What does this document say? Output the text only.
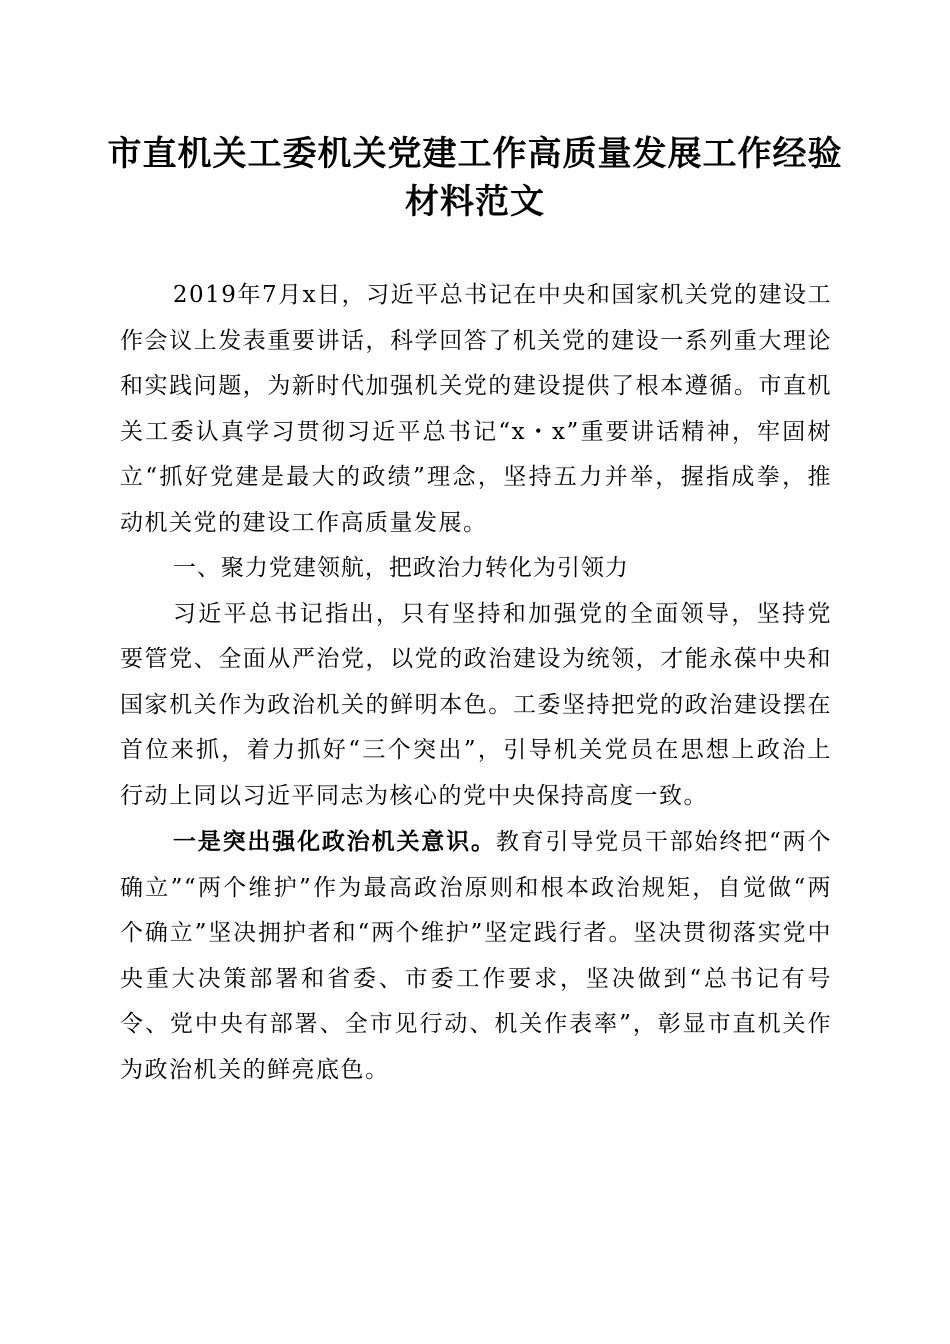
市直机关工委机关党建工作高质量发展工作经验材料范文

2019年7月x日，习近平总书记在中央和国家机关党的建设工作会议上发表重要讲话，科学回答了机关党的建设一系列重大理论和实践问题，为新时代加强机关党的建设提供了根本遵循。市直机关工委认真学习贯彻习近平总书记“x・x”重要讲话精神，牢固树立“抓好党建是最大的政绩”理念，坚持五力并举，握指成拳，推动机关党的建设工作高质量发展。

一、聚力党建领航，把政治力转化为引领力

习近平总书记指出，只有坚持和加强党的全面领导，坚持党要管党、全面从严治党，以党的政治建设为统领，才能永葆中央和国家机关作为政治机关的鲜明本色。工委坚持把党的政治建设摆在首位来抓，着力抓好“三个突出”，引导机关党员在思想上政治上行动上同以习近平同志为核心的党中央保持高度一致。

一是突出强化政治机关意识。教育引导党员干部始终把“两个确立”“两个维护”作为最高政治原则和根本政治规矩，自觉做“两个确立”坚决拥护者和“两个维护”坚定践行者。坚决贯彻落实党中央重大决策部署和省委、市委工作要求，坚决做到“总书记有号令、党中央有部署、全市见行动、机关作表率”，彰显市直机关作为政治机关的鲜亮底色。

________

Exercise aim:
Reproduce every line of the material precisely, omitting its pictures.

The output:
What does this document say? Output the text only.
市直机关工委机关党建工作高质量发展工作经验材料范文

2019年7月x日，习近平总书记在中央和国家机关党的建设工作会议上发表重要讲话，科学回答了机关党的建设一系列重大理论和实践问题，为新时代加强机关党的建设提供了根本遵循。市直机关工委认真学习贯彻习近平总书记“x・x”重要讲话精神，牢固树立“抓好党建是最大的政绩”理念，坚持五力并举，握指成拳，推动机关党的建设工作高质量发展。

一、聚力党建领航，把政治力转化为引领力

习近平总书记指出，只有坚持和加强党的全面领导，坚持党要管党、全面从严治党，以党的政治建设为统领，才能永葆中央和国家机关作为政治机关的鲜明本色。工委坚持把党的政治建设摆在首位来抓，着力抓好“三个突出”，引导机关党员在思想上政治上行动上同以习近平同志为核心的党中央保持高度一致。

一是突出强化政治机关意识。教育引导党员干部始终把“两个确立”“两个维护”作为最高政治原则和根本政治规矩，自觉做“两个确立”坚决拥护者和“两个维护”坚定践行者。坚决贯彻落实党中央重大决策部署和省委、市委工作要求，坚决做到“总书记有号令、党中央有部署、全市见行动、机关作表率”，彰显市直机关作为政治机关的鲜亮底色。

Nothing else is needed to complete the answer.